___ READING TEXT

US city with the most people in financial distress revealed. Find out if it’s yours — and how you can dig out of debt


Chicago has earned an unfortunate distinction: it now ranks as the most financially distressed major city in the U.S., according to a new analysis. It’s a sign of how quickly household finances can buckle under the pressure of debt, inflation and economic uncertainty.

According to a study by WalletHub (1), Chicago scored highest on its financial distress index, with 77.74 out of 100, driven by a nearly 30% year-over-year jump in residents with distressed credit accounts and a staggering 127% surge in the average number of distressed accounts per person.

“On top of that, it ranks first in Google Search interest for both ‘debt’ and ‘loans,’ signaling heightened demand for borrowing,” WalletHub analyst Chip Lupo told Newsweek (2).

While Chicago sits at the top of 100 major U.S. cities, the broader story is a national one. Americans held $1.28 trillion in credit card balances as of late 2025, according to the Federal Reserve Bank of New York (3).

Millions of Americans are juggling rising costs, high interest rates and growing debt balances, a combination that can quickly spiral into missed payments, collections or long-term credit damage if left unchecked.

Chicago isn’t alone in facing mounting financial strain. WalletHub identified Houston as the second-most distressed major city, followed by Las Vegas, Dallas and Los Angeles to round out the top five.

______

● AIM OF THE TASK
In the article on financially distressed cities, which city did WalletHub rank as the second-most distressed? The items that come next are separate material and have no connection to the article.

___ INFORMATION SUPPLIED

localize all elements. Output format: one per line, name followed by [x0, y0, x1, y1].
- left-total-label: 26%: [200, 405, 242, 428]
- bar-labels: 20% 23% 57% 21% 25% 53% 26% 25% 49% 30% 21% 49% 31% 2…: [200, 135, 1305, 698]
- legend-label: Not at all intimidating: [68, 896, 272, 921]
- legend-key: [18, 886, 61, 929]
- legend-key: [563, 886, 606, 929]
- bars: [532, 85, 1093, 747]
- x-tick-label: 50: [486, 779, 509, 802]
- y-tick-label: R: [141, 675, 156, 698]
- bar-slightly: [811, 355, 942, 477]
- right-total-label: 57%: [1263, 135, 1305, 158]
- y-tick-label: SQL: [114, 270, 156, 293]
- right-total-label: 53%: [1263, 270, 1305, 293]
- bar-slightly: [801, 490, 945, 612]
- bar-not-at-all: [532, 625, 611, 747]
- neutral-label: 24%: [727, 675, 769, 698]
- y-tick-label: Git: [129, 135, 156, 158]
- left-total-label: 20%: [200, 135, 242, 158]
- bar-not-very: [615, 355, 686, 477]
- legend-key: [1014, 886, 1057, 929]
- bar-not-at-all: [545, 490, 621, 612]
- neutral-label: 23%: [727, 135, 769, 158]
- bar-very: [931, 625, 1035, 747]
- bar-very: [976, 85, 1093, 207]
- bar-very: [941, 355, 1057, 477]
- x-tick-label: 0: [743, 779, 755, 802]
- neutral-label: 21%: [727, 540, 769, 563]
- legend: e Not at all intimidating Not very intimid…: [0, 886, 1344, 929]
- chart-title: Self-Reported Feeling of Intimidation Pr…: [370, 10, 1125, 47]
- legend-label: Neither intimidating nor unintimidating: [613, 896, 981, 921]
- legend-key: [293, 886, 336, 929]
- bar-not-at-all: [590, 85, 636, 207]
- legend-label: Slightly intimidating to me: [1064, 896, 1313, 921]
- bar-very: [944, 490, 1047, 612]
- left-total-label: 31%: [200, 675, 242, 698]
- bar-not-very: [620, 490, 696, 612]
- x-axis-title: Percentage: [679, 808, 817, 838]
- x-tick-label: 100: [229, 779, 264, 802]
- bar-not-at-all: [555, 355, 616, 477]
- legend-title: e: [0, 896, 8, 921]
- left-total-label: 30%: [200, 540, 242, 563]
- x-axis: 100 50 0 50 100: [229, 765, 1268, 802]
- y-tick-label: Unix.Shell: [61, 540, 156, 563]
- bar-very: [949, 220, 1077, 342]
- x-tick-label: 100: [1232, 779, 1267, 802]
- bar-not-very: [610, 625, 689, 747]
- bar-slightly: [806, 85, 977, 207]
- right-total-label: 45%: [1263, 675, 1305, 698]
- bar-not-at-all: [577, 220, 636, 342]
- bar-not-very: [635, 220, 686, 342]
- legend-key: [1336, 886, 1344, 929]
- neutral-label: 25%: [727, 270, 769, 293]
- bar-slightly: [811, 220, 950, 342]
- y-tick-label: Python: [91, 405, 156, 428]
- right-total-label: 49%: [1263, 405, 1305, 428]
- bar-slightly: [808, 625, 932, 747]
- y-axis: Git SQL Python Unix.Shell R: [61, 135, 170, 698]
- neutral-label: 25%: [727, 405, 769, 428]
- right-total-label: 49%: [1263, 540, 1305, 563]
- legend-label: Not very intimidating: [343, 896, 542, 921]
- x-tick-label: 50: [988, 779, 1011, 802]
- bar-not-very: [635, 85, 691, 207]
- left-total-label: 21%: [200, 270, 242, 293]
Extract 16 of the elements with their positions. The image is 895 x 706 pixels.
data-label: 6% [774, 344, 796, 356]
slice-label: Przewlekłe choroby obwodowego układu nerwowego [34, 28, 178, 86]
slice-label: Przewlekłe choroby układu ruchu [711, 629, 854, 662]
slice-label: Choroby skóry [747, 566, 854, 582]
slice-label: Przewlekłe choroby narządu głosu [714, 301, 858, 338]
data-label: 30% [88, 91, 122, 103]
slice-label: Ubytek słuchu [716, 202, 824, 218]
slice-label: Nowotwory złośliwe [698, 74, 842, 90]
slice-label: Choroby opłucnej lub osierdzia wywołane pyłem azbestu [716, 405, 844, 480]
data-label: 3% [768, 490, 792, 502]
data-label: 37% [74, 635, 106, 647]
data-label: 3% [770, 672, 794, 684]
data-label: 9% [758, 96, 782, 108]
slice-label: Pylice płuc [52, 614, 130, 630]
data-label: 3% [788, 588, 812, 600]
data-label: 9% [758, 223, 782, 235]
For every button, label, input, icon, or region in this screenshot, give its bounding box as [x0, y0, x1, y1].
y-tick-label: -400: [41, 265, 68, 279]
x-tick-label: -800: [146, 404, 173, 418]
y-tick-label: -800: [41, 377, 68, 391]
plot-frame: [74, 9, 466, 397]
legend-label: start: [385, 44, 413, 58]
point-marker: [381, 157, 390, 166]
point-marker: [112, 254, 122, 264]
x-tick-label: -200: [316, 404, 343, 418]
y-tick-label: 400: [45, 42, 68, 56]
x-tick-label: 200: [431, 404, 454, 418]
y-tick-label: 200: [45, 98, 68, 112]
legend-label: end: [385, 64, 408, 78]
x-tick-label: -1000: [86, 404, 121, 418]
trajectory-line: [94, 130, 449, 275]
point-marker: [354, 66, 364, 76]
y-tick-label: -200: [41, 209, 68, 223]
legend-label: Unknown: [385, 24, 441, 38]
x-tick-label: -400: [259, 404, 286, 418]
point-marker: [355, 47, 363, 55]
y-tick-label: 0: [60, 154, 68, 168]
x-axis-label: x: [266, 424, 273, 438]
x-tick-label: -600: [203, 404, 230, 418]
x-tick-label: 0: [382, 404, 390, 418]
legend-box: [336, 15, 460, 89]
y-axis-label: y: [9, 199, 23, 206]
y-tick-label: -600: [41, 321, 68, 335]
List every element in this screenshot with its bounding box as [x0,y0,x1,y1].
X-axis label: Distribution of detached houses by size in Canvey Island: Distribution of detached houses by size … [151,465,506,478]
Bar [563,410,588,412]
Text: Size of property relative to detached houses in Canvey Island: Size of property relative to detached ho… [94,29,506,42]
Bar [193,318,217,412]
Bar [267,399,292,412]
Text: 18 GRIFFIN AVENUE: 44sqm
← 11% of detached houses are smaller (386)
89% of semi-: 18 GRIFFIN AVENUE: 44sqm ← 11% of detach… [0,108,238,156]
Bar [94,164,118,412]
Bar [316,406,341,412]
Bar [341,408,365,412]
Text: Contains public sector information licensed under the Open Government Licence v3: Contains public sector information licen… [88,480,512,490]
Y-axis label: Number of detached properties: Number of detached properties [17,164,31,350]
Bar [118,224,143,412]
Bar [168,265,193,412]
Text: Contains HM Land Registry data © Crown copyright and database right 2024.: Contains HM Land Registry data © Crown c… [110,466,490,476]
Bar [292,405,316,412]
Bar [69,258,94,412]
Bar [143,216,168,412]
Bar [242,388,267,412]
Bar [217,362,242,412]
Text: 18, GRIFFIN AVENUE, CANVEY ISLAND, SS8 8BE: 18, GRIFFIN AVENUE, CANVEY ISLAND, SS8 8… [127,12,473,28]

______

● ANSWER SPACE
Houston